PROVIDED TEXT
It also suggests that

quote:

Democracies also promote economic growth more consistently and equitably than non-democratic political systems. It is no coincidence that the world's most prosperous and peaceful nations are also the most democratic. With unchecked power, governments squander resources, resulting ultimately in economic decline. Democracy building programs are, above all, an investment in peace and stability.

I had to chuckle here in that the US is a warmongering nation - although democratic - and has squandered resources, resulting in economic decline.

NDI also has a field office in Afghanistan and Pakistan so Campbell's organization has stake on ensuring that Afghanistan becomes a democracy. That said, I support the talk to the Taliban these days rather than more war.

Perhaps Campbell sees Canada as an extension of Obama's reach of bringing about change and thus needing supporters to back him up.

Incidentally, [url=http://www.ndi.org/about/staff/bios/mena/campbelll.asp]Les Campbell[/url] "joined NDI in 1994 and has directed Institute's programs in the MENA region since 1996" (14 years). Campbell recently authored with Thomas S. Axworthy The Democracy Canada Institute, A Blueprint (Centre for the Study of Democracy, Queen's University, 2005), so not surprised that Campbell a) been influenced by his adoptive home country (like Iggy another Canadian living abroad who agreed with invasion and also torture as ok); and b) sees that left of centre liberals have commonality with NDP (which I also agree). However, I don't see this declining influence and rump of the liberal party having had any real influence on the party in power since Trudeau no matter what they say during their campaigns.

Thus moving from the Afghanistan stance, I agree with this concept whole heartily

quote:

The NDP, in pursuing internal renewal, should invite all interested citizens to take part in the discussion. Give young people a reason to get involved in politics. Start a debate about a united left. Sponsor town hall meetings. Develop a method for public input in the policy renewal process. Commission papers. Launch a cross-country "listening" tour. Enlist NDP MPs and ask them to reach out to supporters of the other parties. Capture the agenda, downplay partisanship and emphasize hope. Try to recreate the Obama feeling in Canada by asking everyone to get involved.

I would also say that it shouldn't just be NDP MP driven but incorporating all those NDP and/or social democratic supporters, members etc to be a part of it, as part of the organization of townhall cross-country listening tour. I would jump at that in helping - I see as both a possibility of energizing the current base and expanding it. It also makes the NDP think of itself as Canadian - the idea that it's values are Canadian values (which we know to be generally true) and encompassing Canada.

Cueball Cueball's picture

quote:


Originally posted by janfromthebruce:
[b]I had to chuckle here in that the US is a warmongering nation - although democratic - and has squandered resources, resulting in economic decline.

NDI also has a field office in Afghanistan and Pakistan so Campbell's organization has stake on ensuring that Afghanistan becomes a democracy. That said, I support the talk to the Taliban these days rather than more war.

DATASET EXTRACT
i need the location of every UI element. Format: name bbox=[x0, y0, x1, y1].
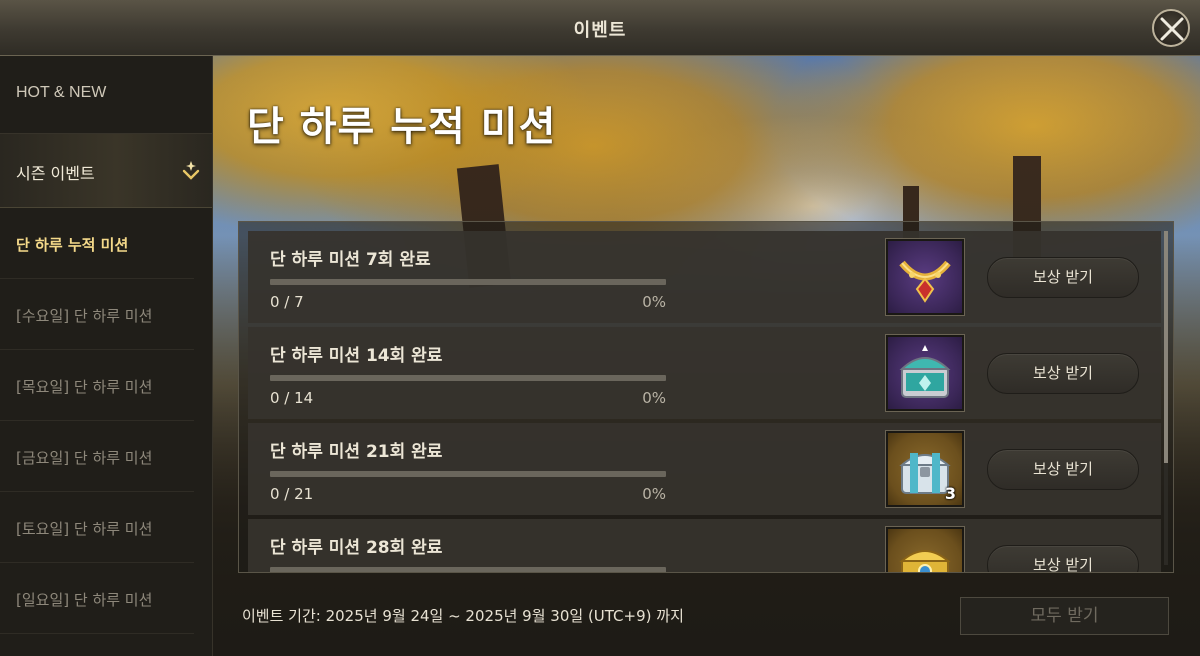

PARTS OF THE EXERCISE
a) According to the forum excerpt on the NDP, in what year did Les Campbell join NDI?
b) Translate this sentence from the forum excerpt on the NDP into Spanish: "Give young people a reason to get involved in politics."
c) Return the part of the forum excerpt on the NDP that begins at the words "I would also" and stops after "and encompassing Canada.", copied without any changes.

RESPONSES
a) 1994

b) Den a los jóvenes una razón para involucrarse en la política.

c)
I would also say that it shouldn't just be NDP MP driven but incorporating all those NDP and/or social democratic supporters, members etc to be a part of it, as part of the organization of townhall cross-country listening tour. I would jump at that in helping - I see as both a possibility of energizing the current base and expanding it. It also makes the NDP think of itself as Canadian - the idea that it's values are Canadian values (which we know to be generally true) and encompassing Canada.